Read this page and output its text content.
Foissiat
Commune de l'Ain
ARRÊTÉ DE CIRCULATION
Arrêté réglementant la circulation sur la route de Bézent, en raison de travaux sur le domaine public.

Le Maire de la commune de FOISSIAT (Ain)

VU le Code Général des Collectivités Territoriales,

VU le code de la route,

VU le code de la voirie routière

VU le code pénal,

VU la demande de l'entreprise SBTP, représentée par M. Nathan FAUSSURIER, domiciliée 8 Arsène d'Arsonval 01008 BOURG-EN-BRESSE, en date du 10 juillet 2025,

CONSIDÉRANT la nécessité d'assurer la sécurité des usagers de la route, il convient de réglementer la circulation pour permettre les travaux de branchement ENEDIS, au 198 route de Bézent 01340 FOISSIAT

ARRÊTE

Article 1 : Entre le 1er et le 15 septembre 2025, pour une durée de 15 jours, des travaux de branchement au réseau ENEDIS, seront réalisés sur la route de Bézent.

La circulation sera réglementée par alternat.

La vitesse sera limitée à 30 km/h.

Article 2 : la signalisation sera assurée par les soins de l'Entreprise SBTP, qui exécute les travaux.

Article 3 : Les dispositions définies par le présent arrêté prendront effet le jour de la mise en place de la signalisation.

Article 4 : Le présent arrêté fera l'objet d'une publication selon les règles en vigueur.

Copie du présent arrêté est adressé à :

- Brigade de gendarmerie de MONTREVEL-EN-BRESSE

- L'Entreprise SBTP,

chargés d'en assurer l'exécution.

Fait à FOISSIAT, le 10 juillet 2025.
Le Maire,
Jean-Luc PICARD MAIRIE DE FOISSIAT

▶ Exercise brief
Would you reproduce the material above in full, exactly as given?

▶ Answer to this task
Read this page and output its text content.
Foissiat
Commune de l'Ain
ARRÊTÉ DE CIRCULATION
Arrêté réglementant la circulation sur la route de Bézent, en raison de travaux sur le domaine public.

Le Maire de la commune de FOISSIAT (Ain)

VU le Code Général des Collectivités Territoriales,

VU le code de la route,

VU le code de la voirie routière

VU le code pénal,

VU la demande de l'entreprise SBTP, représentée par M. Nathan FAUSSURIER, domiciliée 8 Arsène d'Arsonval 01008 BOURG-EN-BRESSE, en date du 10 juillet 2025,

CONSIDÉRANT la nécessité d'assurer la sécurité des usagers de la route, il convient de réglementer la circulation pour permettre les travaux de branchement ENEDIS, au 198 route de Bézent 01340 FOISSIAT

ARRÊTE

Article 1 : Entre le 1er et le 15 septembre 2025, pour une durée de 15 jours, des travaux de branchement au réseau ENEDIS, seront réalisés sur la route de Bézent.

La circulation sera réglementée par alternat.

La vitesse sera limitée à 30 km/h.

Article 2 : la signalisation sera assurée par les soins de l'Entreprise SBTP, qui exécute les travaux.

Article 3 : Les dispositions définies par le présent arrêté prendront effet le jour de la mise en place de la signalisation.

Article 4 : Le présent arrêté fera l'objet d'une publication selon les règles en vigueur.

Copie du présent arrêté est adressé à :

- Brigade de gendarmerie de MONTREVEL-EN-BRESSE

- L'Entreprise SBTP,

chargés d'en assurer l'exécution.

Fait à FOISSIAT, le 10 juillet 2025.
Le Maire,
Jean-Luc PICARD MAIRIE DE FOISSIAT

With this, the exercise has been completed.